··· TASK INPUT ···

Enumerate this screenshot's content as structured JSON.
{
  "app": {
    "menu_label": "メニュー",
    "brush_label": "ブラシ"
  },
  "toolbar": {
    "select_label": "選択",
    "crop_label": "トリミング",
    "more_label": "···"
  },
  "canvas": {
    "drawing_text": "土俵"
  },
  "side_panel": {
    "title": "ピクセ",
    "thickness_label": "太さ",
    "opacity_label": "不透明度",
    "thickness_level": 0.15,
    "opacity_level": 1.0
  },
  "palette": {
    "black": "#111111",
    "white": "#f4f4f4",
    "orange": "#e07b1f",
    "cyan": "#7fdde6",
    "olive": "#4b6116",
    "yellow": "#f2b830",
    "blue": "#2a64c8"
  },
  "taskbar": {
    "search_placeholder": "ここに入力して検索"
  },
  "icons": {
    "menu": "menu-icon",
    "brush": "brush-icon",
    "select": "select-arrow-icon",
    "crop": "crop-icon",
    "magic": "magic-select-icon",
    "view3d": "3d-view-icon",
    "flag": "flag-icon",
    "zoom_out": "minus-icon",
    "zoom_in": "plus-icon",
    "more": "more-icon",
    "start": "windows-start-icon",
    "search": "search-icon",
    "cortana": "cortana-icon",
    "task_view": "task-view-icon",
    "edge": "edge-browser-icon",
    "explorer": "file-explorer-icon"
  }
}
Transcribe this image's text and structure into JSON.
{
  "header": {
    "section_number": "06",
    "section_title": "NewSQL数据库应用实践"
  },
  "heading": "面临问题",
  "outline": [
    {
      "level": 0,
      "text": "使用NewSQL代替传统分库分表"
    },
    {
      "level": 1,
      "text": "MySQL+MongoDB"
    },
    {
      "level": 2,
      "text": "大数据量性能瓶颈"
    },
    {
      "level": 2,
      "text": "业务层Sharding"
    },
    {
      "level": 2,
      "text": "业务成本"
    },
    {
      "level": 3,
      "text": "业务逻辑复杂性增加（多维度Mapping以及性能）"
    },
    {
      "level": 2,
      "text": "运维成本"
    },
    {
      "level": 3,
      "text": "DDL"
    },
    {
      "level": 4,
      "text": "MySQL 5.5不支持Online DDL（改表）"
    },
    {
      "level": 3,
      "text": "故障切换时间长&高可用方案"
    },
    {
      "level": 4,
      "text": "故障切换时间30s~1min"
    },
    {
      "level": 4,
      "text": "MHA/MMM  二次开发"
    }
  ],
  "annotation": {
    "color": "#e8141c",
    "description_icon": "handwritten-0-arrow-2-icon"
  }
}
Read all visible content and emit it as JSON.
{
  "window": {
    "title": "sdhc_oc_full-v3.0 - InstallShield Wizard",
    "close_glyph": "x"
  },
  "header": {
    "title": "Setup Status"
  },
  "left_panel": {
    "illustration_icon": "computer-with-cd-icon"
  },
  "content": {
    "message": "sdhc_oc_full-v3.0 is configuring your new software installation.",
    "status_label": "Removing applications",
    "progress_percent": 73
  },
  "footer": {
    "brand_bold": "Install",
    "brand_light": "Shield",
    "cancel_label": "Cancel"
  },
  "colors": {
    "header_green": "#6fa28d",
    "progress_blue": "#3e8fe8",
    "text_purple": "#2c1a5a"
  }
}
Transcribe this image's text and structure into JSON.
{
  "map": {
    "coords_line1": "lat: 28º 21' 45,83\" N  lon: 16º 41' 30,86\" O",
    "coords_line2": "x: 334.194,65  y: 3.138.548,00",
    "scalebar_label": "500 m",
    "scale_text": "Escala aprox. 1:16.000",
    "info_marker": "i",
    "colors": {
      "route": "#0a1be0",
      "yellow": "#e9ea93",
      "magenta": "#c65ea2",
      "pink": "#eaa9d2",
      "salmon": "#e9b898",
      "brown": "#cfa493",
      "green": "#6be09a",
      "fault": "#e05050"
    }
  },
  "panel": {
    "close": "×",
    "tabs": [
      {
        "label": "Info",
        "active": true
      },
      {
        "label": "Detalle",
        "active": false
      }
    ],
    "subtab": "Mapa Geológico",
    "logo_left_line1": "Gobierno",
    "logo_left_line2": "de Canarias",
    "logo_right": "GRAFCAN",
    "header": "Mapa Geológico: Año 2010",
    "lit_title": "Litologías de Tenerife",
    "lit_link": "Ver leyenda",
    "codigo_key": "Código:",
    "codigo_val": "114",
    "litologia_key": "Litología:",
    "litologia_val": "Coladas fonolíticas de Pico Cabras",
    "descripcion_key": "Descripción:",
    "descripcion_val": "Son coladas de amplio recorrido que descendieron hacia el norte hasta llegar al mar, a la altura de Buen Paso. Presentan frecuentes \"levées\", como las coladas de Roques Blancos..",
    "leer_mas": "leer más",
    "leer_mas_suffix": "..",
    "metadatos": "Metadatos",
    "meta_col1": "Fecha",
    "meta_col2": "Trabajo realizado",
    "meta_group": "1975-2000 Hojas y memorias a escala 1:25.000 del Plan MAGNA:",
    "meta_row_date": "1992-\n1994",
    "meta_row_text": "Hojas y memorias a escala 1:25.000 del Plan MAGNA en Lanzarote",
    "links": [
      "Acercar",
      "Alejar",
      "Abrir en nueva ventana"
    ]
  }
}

···

STATED GOAL: Each line of the material above needs to be quoted exactly, please.

WRITTEN RESPONSE:
Enumerate this screenshot's content as structured JSON.
{
  "app": {
    "menu_label": "メニュー",
    "brush_label": "ブラシ"
  },
  "toolbar": {
    "select_label": "選択",
    "crop_label": "トリミング",
    "more_label": "···"
  },
  "canvas": {
    "drawing_text": "土俵"
  },
  "side_panel": {
    "title": "ピクセ",
    "thickness_label": "太さ",
    "opacity_label": "不透明度",
    "thickness_level": 0.15,
    "opacity_level": 1.0
  },
  "palette": {
    "black": "#111111",
    "white": "#f4f4f4",
    "orange": "#e07b1f",
    "cyan": "#7fdde6",
    "olive": "#4b6116",
    "yellow": "#f2b830",
    "blue": "#2a64c8"
  },
  "taskbar": {
    "search_placeholder": "ここに入力して検索"
  },
  "icons": {
    "menu": "menu-icon",
    "brush": "brush-icon",
    "select": "select-arrow-icon",
    "crop": "crop-icon",
    "magic": "magic-select-icon",
    "view3d": "3d-view-icon",
    "flag": "flag-icon",
    "zoom_out": "minus-icon",
    "zoom_in": "plus-icon",
    "more": "more-icon",
    "start": "windows-start-icon",
    "search": "search-icon",
    "cortana": "cortana-icon",
    "task_view": "task-view-icon",
    "edge": "edge-browser-icon",
    "explorer": "file-explorer-icon"
  }
}
Transcribe this image's text and structure into JSON.
{
  "header": {
    "section_number": "06",
    "section_title": "NewSQL数据库应用实践"
  },
  "heading": "面临问题",
  "outline": [
    {
      "level": 0,
      "text": "使用NewSQL代替传统分库分表"
    },
    {
      "level": 1,
      "text": "MySQL+MongoDB"
    },
    {
      "level": 2,
      "text": "大数据量性能瓶颈"
    },
    {
      "level": 2,
      "text": "业务层Sharding"
    },
    {
      "level": 2,
      "text": "业务成本"
    },
    {
      "level": 3,
      "text": "业务逻辑复杂性增加（多维度Mapping以及性能）"
    },
    {
      "level": 2,
      "text": "运维成本"
    },
    {
      "level": 3,
      "text": "DDL"
    },
    {
      "level": 4,
      "text": "MySQL 5.5不支持Online DDL（改表）"
    },
    {
      "level": 3,
      "text": "故障切换时间长&高可用方案"
    },
    {
      "level": 4,
      "text": "故障切换时间30s~1min"
    },
    {
      "level": 4,
      "text": "MHA/MMM  二次开发"
    }
  ],
  "annotation": {
    "color": "#e8141c",
    "description_icon": "handwritten-0-arrow-2-icon"
  }
}
Read all visible content and emit it as JSON.
{
  "window": {
    "title": "sdhc_oc_full-v3.0 - InstallShield Wizard",
    "close_glyph": "x"
  },
  "header": {
    "title": "Setup Status"
  },
  "left_panel": {
    "illustration_icon": "computer-with-cd-icon"
  },
  "content": {
    "message": "sdhc_oc_full-v3.0 is configuring your new software installation.",
    "status_label": "Removing applications",
    "progress_percent": 73
  },
  "footer": {
    "brand_bold": "Install",
    "brand_light": "Shield",
    "cancel_label": "Cancel"
  },
  "colors": {
    "header_green": "#6fa28d",
    "progress_blue": "#3e8fe8",
    "text_purple": "#2c1a5a"
  }
}
Transcribe this image's text and structure into JSON.
{
  "map": {
    "coords_line1": "lat: 28º 21' 45,83\" N  lon: 16º 41' 30,86\" O",
    "coords_line2": "x: 334.194,65  y: 3.138.548,00",
    "scalebar_label": "500 m",
    "scale_text": "Escala aprox. 1:16.000",
    "info_marker": "i",
    "colors": {
      "route": "#0a1be0",
      "yellow": "#e9ea93",
      "magenta": "#c65ea2",
      "pink": "#eaa9d2",
      "salmon": "#e9b898",
      "brown": "#cfa493",
      "green": "#6be09a",
      "fault": "#e05050"
    }
  },
  "panel": {
    "close": "×",
    "tabs": [
      {
        "label": "Info",
        "active": true
      },
      {
        "label": "Detalle",
        "active": false
      }
    ],
    "subtab": "Mapa Geológico",
    "logo_left_line1": "Gobierno",
    "logo_left_line2": "de Canarias",
    "logo_right": "GRAFCAN",
    "header": "Mapa Geológico: Año 2010",
    "lit_title": "Litologías de Tenerife",
    "lit_link": "Ver leyenda",
    "codigo_key": "Código:",
    "codigo_val": "114",
    "litologia_key": "Litología:",
    "litologia_val": "Coladas fonolíticas de Pico Cabras",
    "descripcion_key": "Descripción:",
    "descripcion_val": "Son coladas de amplio recorrido que descendieron hacia el norte hasta llegar al mar, a la altura de Buen Paso. Presentan frecuentes \"levées\", como las coladas de Roques Blancos..",
    "leer_mas": "leer más",
    "leer_mas_suffix": "..",
    "metadatos": "Metadatos",
    "meta_col1": "Fecha",
    "meta_col2": "Trabajo realizado",
    "meta_group": "1975-2000 Hojas y memorias a escala 1:25.000 del Plan MAGNA:",
    "meta_row_date": "1992-\n1994",
    "meta_row_text": "Hojas y memorias a escala 1:25.000 del Plan MAGNA en Lanzarote",
    "links": [
      "Acercar",
      "Alejar",
      "Abrir en nueva ventana"
    ]
  }
}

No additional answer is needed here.